GOAL OF THE EXERCISE
Copy every line that mentions the word "қаерга".

SUPPLIED RECORDS
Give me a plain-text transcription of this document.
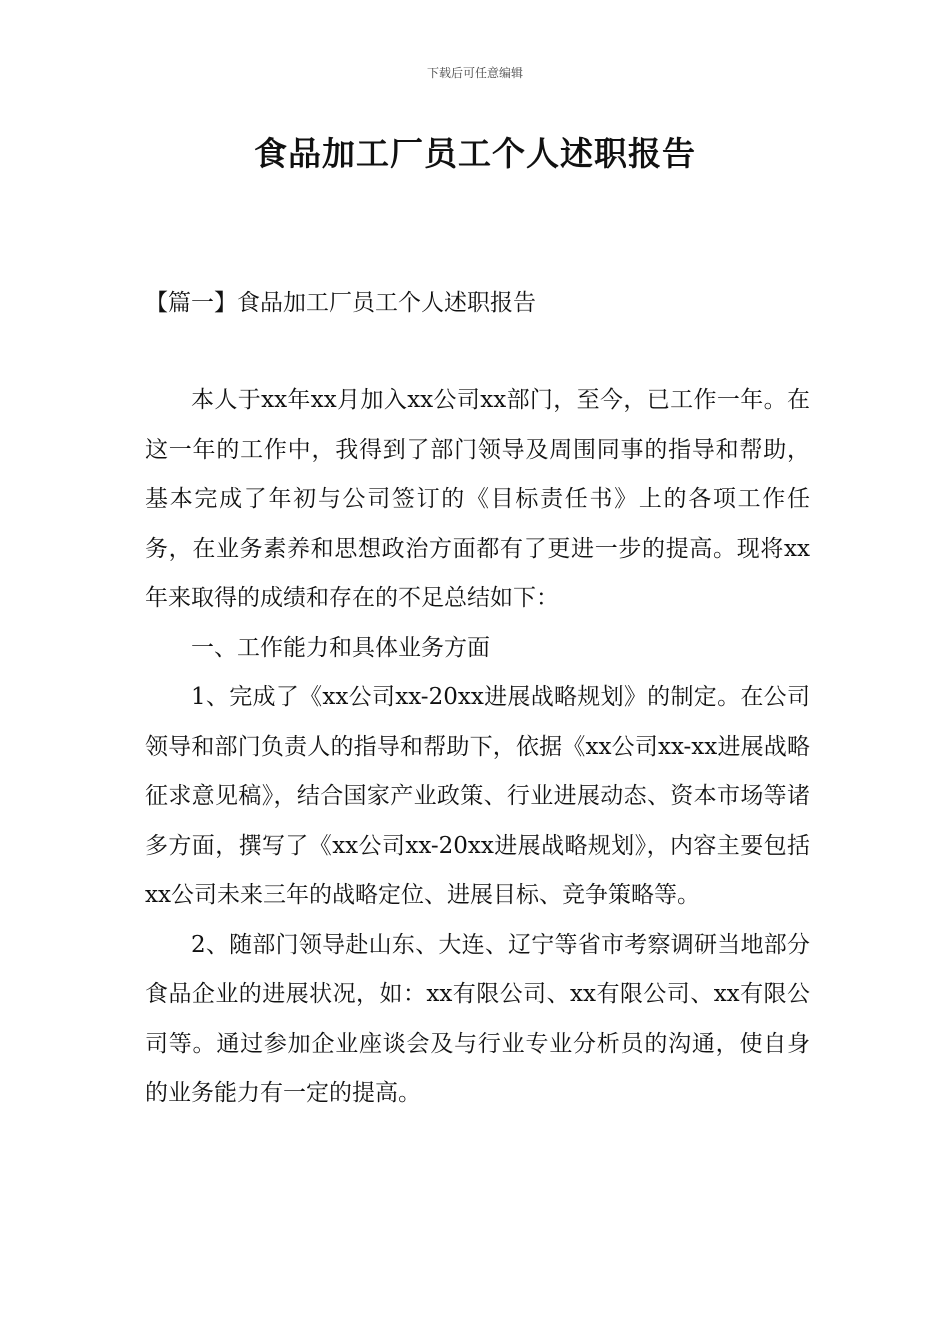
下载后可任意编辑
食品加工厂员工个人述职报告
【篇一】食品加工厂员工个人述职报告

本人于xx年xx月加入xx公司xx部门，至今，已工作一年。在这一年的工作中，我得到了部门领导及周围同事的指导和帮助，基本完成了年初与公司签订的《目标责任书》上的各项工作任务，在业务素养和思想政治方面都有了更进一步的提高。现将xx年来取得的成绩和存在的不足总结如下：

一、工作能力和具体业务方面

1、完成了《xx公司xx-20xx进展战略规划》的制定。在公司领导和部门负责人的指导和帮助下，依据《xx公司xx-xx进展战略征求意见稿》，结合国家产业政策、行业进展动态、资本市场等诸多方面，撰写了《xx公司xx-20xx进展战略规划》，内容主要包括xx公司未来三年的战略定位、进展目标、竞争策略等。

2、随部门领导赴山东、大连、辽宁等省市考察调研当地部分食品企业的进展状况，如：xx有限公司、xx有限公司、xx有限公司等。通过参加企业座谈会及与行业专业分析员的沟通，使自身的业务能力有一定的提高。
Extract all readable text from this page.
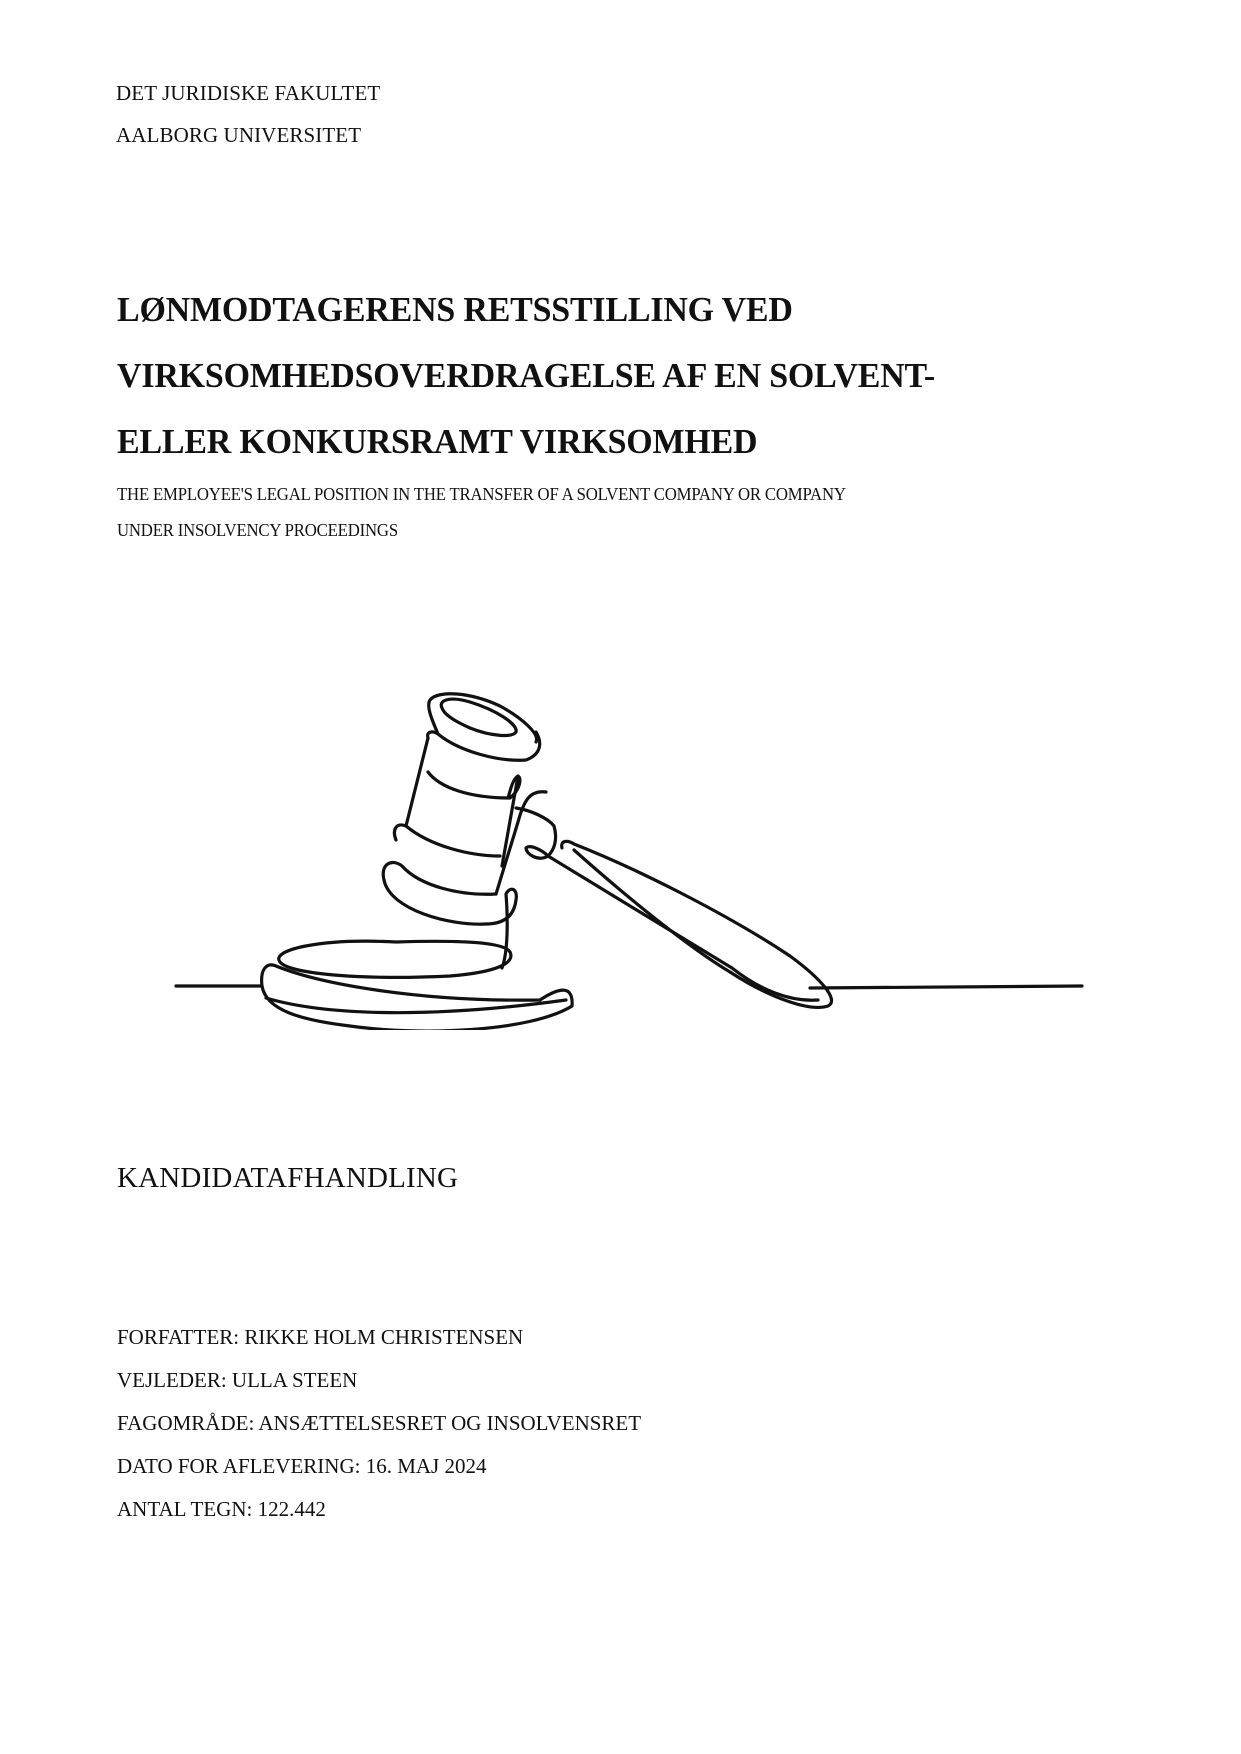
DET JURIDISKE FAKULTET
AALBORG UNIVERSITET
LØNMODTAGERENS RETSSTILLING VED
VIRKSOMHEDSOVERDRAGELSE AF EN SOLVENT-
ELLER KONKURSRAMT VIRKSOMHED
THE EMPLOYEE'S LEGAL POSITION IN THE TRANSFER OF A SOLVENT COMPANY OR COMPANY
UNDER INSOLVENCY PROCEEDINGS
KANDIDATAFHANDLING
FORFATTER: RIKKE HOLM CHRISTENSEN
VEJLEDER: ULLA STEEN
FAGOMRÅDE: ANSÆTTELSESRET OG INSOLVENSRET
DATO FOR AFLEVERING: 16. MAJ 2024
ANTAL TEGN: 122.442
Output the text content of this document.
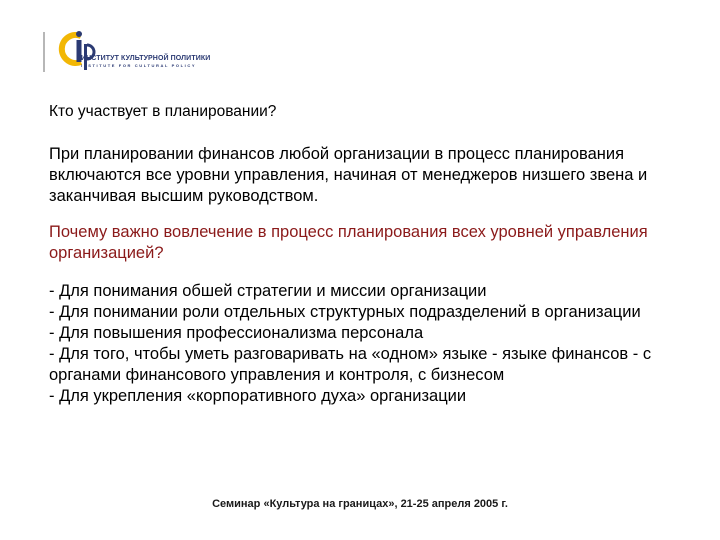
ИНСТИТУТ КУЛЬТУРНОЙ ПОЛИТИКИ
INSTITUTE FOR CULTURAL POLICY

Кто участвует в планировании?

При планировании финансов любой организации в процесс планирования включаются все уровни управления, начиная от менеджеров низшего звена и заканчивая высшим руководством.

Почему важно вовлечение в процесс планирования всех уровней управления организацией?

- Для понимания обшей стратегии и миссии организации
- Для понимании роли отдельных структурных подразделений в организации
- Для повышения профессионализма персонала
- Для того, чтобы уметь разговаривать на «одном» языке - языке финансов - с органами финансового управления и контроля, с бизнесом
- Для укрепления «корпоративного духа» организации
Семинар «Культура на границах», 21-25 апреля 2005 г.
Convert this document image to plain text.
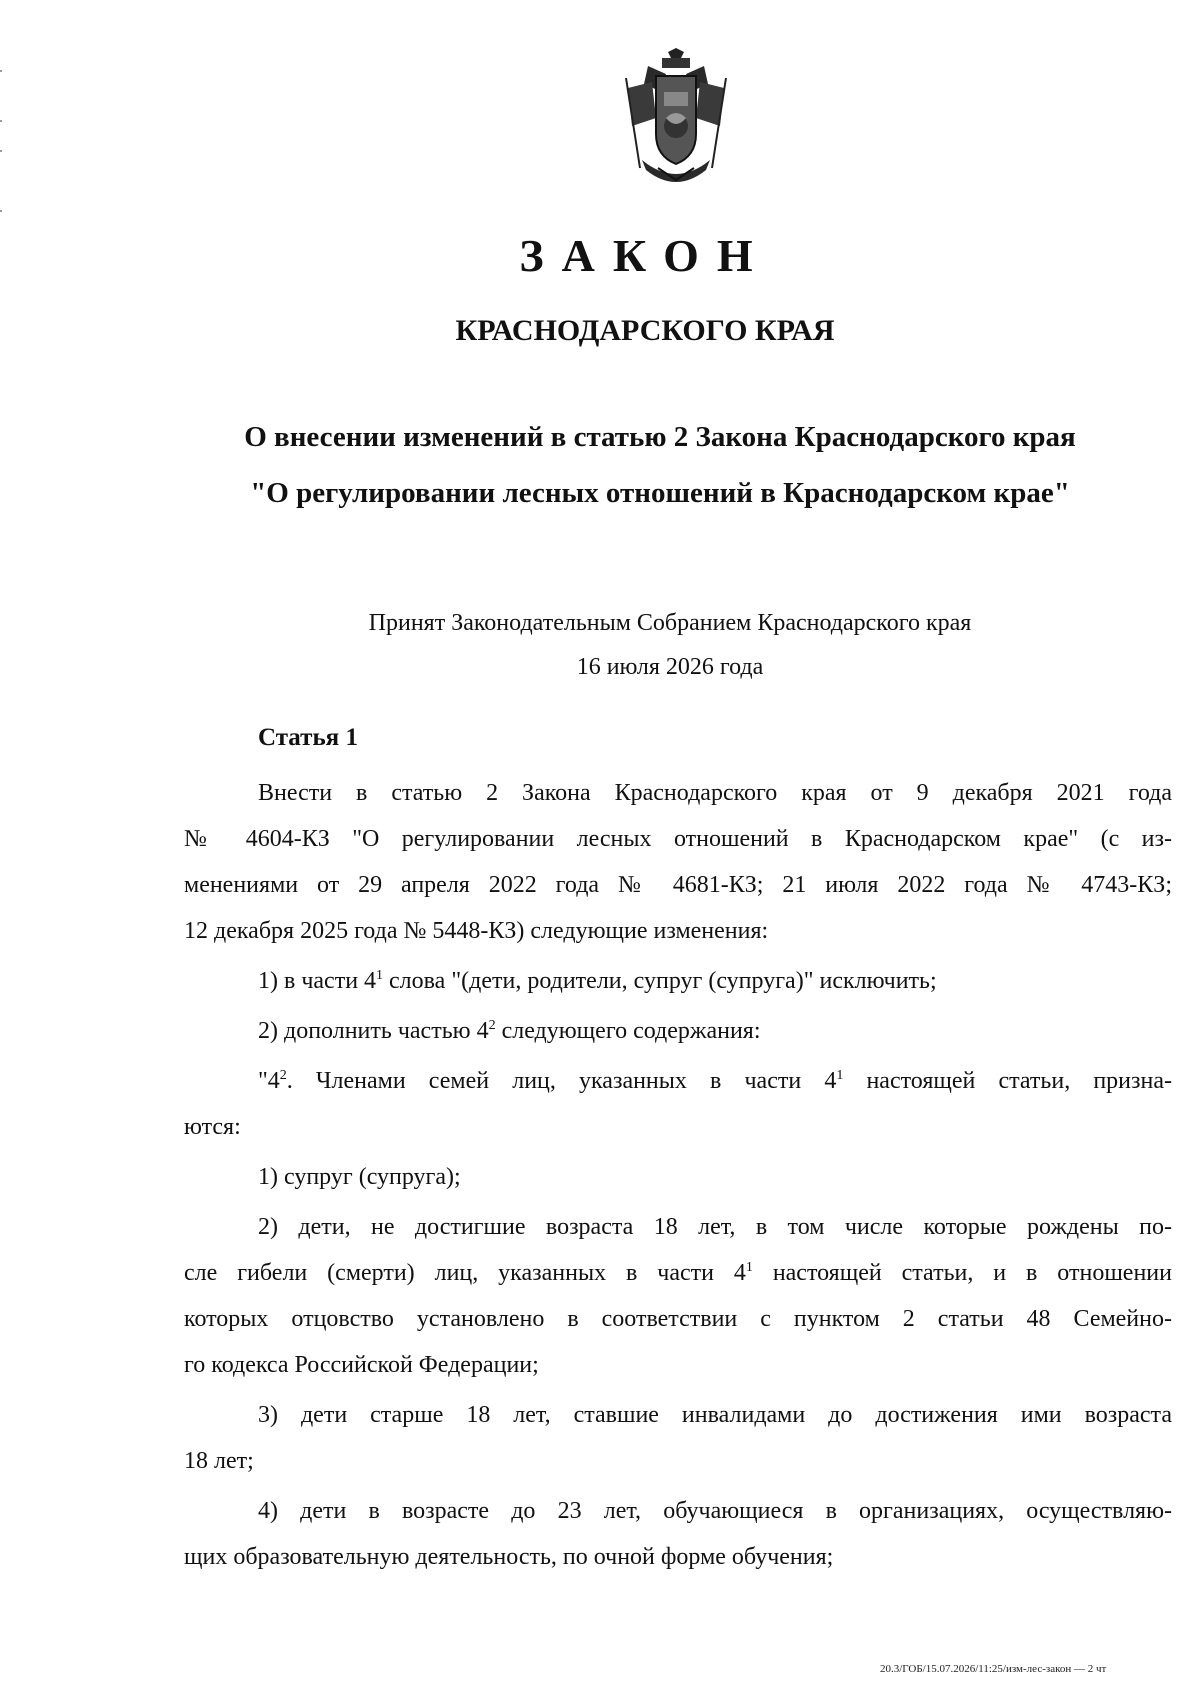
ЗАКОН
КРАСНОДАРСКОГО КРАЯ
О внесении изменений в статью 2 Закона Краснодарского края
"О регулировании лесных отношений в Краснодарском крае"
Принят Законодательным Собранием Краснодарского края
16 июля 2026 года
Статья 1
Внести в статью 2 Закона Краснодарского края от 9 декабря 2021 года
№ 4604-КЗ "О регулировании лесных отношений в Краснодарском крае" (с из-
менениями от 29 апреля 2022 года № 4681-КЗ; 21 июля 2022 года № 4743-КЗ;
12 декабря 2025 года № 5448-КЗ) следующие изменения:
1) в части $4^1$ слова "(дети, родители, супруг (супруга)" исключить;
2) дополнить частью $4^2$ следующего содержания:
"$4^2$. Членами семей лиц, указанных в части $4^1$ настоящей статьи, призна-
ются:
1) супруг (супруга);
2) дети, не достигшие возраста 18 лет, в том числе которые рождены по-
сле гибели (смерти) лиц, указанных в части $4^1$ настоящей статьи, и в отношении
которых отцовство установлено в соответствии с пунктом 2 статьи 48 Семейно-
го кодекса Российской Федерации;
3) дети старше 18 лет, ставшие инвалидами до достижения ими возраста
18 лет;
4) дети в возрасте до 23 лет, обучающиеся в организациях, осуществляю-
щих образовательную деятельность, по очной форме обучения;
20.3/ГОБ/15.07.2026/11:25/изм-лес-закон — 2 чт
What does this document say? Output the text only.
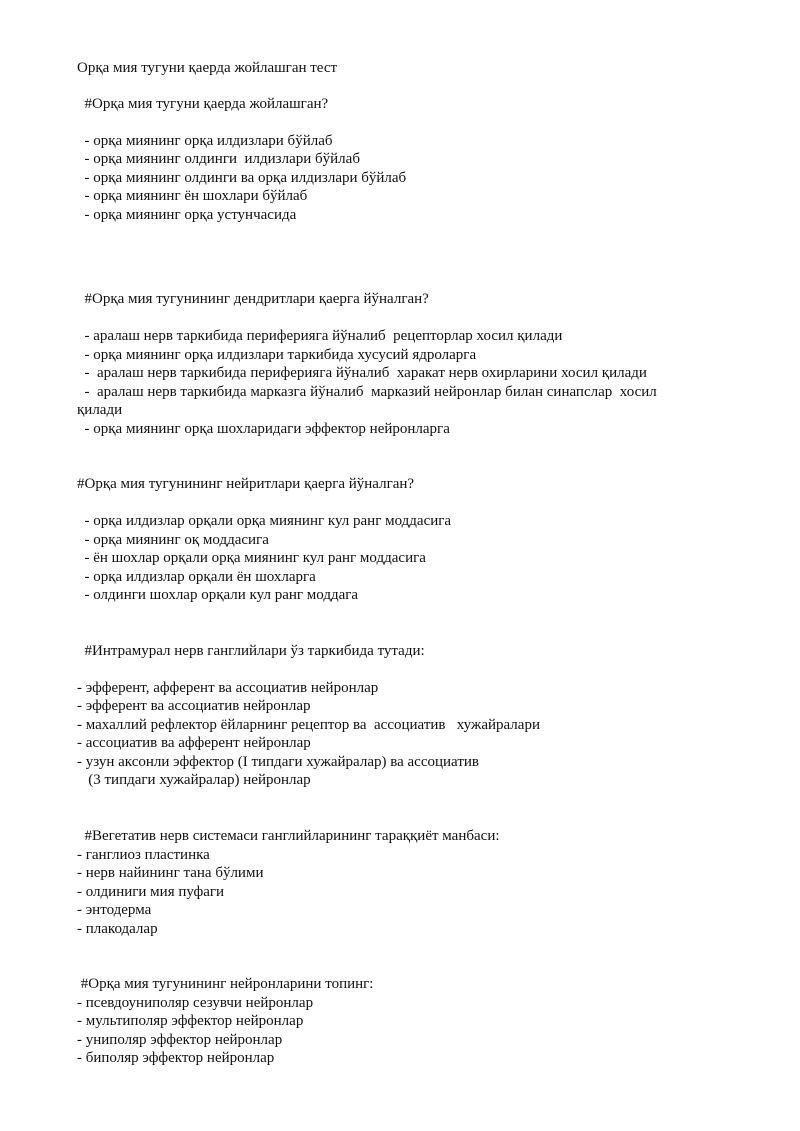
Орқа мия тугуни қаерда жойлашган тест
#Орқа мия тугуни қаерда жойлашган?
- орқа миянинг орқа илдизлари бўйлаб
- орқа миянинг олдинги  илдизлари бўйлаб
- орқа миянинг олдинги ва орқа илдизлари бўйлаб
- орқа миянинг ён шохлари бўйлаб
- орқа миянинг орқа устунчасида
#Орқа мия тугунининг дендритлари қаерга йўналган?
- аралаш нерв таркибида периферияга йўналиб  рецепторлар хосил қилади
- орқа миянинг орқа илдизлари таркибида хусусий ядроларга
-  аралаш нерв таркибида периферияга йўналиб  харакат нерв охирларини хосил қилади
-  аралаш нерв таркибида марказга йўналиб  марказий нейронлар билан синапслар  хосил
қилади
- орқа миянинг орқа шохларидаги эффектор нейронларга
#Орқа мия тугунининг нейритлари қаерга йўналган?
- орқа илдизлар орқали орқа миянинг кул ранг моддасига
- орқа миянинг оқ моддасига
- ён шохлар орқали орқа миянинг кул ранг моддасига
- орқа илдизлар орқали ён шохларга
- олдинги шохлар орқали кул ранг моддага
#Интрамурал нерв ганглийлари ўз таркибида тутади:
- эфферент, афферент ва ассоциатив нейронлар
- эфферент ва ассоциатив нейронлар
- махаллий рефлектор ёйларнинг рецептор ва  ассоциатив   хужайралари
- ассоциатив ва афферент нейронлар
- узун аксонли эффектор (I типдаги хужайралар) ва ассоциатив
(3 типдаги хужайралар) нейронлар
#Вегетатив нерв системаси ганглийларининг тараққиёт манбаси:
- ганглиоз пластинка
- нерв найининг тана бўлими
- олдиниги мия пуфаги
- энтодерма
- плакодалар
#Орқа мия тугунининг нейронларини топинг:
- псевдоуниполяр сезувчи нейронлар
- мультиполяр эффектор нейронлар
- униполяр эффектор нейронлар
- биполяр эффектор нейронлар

TASK SOLUTION
#Орқа мия тугунининг дендритлари қаерга йўналган?
#Орқа мия тугунининг нейритлари қаерга йўналган?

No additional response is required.